TEXT SECTION =>
Illegal download sites quickly distribute bitcoin ransomware disguised as Windows updates. Today, individuals and students pay the price with the Magniber program hidden in these fake updates.
It goes without saying that no one should download Windows updates from any source other than Microsoft. Recently, updates to the latest Redmond company OS from third-party sources spreading the Magniber ransomware have been identified. Result: unsuspecting users who downloaded Windows 10 via these dubious sources received ransom demands in bitcoins.
Security specialists at BleepingComputer spotted the problem, with forum users reporting the infection after installing self-reported W10 updates from illegal ‘warez’ repositories. These sites offer pirated or cracked versions of paid software and are known to be easy targets for those who want to spread malware. The Magniber program hidden in these fake updates encrypts targeted parts of the user’s hard drive and then demands an anonymous transfer of bitcoins worth approximately $2,600 (€2,472) to recover the files. The price increases if the victim waits more than a few days, and there is no known solution to free the files without touching the wallet.

REQUIRED TASKS =>
A) Decide whether each statement below agrees with the article on the Magniber ransomware. Answer yes or no for each, and quote the words from the article that decide it.
(i) The ransom demanded is worth about $2,600.
(ii) Victims have a known way to free their files without paying.
(iii) Forum users reported the infection after installing updates taken from Microsoft.
B) Based on the article on the Magniber ransomware, explain why users who install these fake updates end up facing a bitcoin demand.
C) Write the next part of the article on the Magniber ransomware, picking up after its final sentence.

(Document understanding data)
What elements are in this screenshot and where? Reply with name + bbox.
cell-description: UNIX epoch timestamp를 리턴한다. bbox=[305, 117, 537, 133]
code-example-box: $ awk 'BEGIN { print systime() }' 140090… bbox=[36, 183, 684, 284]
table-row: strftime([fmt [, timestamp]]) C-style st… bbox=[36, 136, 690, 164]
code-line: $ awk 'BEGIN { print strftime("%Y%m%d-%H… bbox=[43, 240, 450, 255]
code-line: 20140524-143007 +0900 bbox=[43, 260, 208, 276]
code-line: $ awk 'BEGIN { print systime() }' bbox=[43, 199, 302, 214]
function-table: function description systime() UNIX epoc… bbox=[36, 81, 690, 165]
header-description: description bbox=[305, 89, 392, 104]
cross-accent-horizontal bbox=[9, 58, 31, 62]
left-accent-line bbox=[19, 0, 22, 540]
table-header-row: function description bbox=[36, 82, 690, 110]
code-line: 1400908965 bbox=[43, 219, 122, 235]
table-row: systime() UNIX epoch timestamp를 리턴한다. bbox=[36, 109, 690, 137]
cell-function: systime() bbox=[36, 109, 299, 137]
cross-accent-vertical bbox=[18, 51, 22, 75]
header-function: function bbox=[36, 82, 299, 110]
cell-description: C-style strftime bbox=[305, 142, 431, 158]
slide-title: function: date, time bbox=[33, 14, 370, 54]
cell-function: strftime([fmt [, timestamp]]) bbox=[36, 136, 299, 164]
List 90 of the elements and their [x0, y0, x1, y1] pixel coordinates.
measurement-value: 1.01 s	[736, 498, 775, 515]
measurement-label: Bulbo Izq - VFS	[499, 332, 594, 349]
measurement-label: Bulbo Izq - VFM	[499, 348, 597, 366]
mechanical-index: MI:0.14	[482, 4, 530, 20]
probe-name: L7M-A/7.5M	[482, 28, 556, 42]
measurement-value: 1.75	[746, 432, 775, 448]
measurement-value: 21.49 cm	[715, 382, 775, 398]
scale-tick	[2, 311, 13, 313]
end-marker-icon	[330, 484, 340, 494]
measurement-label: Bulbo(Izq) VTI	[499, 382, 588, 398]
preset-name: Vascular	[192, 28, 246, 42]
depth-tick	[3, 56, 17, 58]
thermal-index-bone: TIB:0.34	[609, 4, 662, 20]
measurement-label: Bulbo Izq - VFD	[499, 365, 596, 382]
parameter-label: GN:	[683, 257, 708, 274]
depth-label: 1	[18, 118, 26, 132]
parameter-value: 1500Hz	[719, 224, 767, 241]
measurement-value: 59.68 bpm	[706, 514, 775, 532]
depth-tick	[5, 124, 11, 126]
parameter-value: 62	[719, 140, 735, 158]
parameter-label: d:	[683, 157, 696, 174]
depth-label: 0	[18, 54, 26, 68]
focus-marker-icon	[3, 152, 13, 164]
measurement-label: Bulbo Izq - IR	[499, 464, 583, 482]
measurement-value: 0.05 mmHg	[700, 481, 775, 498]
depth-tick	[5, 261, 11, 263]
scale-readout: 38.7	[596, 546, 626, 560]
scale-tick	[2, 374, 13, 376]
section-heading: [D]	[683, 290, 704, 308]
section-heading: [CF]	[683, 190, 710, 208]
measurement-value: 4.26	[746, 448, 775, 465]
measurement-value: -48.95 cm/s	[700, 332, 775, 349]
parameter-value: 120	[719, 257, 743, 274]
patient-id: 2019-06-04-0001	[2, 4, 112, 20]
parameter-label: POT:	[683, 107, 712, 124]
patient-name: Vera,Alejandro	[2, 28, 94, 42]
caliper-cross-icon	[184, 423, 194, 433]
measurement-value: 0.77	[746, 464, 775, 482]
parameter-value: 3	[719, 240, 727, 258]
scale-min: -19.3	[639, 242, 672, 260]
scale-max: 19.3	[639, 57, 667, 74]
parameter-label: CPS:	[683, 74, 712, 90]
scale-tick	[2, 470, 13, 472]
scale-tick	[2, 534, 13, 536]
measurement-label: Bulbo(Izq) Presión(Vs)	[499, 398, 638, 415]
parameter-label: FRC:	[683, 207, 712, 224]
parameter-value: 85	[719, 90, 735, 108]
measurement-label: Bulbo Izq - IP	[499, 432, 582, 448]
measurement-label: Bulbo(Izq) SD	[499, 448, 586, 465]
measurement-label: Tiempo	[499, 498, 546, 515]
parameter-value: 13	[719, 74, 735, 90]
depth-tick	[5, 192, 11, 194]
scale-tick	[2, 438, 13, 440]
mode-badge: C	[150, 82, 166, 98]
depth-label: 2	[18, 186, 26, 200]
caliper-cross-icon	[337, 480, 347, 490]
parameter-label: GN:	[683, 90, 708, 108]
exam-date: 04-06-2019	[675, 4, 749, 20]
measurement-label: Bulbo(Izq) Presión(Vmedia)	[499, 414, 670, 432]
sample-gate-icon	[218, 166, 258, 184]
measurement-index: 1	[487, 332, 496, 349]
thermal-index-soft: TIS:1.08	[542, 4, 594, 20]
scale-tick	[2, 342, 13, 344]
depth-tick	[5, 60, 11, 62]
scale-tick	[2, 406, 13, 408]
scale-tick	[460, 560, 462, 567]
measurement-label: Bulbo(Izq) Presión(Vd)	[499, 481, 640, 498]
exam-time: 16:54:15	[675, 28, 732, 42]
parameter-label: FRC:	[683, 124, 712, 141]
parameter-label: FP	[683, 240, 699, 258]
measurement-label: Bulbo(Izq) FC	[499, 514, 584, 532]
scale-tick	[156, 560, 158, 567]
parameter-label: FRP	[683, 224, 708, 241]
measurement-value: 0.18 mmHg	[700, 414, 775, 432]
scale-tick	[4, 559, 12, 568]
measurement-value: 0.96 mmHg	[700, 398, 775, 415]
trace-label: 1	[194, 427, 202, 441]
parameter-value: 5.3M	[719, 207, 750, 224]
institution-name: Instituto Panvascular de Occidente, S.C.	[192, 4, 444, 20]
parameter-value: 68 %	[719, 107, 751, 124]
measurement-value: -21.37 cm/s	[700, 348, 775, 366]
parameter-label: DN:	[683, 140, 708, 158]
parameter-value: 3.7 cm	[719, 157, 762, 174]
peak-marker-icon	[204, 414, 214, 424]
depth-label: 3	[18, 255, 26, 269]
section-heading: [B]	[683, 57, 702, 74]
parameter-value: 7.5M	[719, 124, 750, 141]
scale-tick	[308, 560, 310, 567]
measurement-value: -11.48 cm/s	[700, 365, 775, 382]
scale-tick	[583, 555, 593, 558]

RESPONSES =>
A)
(i) Yes: "demands an anonymous transfer of bitcoins worth approximately $2,600 (€2,472) to recover the files"
(ii) No: "there is no known solution to free the files without touching the wallet"
(iii) No: "after installing self-reported W10 updates from illegal ‘warez’ repositories"

B) The Magniber program hidden in the fake updates encrypts targeted parts of the user's hard drive. It then demands an anonymous bitcoin transfer to recover the files, and there is no known way to free them without paying.

C)
Individuals in the crosshairs
According to BleepingComputer, the malware download campaign targets individuals and students, which makes it particularly dangerous in terms of fallout. Again, it’s about making sure that software and updates come from the right place, and a good data backup can’t hurt. For those who want to check for Windows updates from Windows 10, open the Start menu, select the gear icon to open the Settings app, then select Update & Security > Windows Update > Search updates.